◆ WRITTEN TASK
Filter the entries below, keeping every line that has the word "cout".

◆ SUPPLIED RECORDS

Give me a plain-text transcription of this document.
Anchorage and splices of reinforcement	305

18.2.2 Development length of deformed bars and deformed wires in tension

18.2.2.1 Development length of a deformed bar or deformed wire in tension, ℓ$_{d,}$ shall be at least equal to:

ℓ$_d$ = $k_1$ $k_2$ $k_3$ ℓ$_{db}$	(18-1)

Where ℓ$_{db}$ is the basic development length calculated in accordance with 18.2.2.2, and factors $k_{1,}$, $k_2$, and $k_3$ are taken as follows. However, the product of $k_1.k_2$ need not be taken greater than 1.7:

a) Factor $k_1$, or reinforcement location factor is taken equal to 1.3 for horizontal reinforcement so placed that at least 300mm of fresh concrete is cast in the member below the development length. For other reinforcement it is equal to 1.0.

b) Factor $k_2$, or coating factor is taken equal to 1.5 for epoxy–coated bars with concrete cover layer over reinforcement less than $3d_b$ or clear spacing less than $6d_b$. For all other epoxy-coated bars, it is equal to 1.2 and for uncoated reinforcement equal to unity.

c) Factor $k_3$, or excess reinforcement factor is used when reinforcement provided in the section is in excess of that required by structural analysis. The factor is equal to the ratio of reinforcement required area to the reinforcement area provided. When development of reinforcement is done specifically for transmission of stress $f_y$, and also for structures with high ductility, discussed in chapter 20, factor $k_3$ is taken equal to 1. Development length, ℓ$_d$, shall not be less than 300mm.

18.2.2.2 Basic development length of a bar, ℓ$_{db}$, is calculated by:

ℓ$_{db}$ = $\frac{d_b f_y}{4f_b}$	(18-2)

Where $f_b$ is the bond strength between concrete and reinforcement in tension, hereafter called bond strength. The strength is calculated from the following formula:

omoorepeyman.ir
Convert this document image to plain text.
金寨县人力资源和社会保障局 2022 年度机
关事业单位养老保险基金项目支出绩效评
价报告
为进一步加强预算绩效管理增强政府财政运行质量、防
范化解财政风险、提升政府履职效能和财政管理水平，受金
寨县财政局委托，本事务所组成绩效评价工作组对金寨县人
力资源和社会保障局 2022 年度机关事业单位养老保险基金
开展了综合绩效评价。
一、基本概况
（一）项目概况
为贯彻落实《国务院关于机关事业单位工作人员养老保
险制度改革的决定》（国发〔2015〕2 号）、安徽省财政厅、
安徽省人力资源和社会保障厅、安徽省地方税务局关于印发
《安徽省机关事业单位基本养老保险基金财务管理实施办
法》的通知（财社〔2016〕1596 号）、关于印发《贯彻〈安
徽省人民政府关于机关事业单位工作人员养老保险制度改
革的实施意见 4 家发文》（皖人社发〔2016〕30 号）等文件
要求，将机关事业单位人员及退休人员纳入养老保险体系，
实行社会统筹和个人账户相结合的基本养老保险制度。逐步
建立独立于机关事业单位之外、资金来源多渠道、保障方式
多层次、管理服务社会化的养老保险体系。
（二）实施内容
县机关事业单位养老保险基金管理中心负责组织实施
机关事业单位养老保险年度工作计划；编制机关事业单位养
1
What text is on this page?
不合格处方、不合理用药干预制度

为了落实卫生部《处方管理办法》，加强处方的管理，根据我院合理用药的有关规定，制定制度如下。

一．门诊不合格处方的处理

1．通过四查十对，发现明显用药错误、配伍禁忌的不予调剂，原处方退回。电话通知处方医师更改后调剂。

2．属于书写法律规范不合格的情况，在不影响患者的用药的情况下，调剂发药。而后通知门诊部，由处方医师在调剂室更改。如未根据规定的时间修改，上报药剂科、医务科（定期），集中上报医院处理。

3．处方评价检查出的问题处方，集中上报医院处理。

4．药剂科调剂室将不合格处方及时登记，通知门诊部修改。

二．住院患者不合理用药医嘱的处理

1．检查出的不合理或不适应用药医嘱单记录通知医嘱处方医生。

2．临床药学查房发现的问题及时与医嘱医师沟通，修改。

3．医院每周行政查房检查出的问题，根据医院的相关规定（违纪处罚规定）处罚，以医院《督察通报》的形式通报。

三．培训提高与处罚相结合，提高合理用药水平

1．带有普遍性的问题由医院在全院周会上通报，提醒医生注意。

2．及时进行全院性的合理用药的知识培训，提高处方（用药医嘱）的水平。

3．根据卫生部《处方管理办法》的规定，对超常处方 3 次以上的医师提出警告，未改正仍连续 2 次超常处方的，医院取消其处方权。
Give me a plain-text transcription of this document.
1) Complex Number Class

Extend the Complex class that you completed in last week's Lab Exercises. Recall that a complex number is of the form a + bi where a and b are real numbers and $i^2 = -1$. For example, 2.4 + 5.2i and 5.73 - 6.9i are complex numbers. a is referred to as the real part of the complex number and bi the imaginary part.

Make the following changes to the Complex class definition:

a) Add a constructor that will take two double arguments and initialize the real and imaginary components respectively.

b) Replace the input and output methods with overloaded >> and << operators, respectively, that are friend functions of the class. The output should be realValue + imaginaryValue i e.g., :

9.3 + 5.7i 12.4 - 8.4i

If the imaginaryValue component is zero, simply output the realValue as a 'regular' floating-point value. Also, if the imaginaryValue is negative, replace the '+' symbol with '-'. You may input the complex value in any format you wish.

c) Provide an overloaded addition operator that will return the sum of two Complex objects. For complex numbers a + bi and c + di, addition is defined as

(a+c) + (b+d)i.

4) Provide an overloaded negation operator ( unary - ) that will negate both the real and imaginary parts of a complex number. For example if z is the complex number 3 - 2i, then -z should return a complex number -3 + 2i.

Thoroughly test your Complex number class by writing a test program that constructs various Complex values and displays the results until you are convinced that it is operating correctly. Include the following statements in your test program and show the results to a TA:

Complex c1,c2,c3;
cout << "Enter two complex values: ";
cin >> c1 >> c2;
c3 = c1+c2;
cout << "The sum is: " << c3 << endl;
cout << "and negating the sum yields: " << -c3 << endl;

◆ EXERCISE RESPONSE
cout << "Enter two complex values: ";
cout << "The sum is: " << c3 << endl;
cout << "and negating the sum yields: " << -c3 << endl;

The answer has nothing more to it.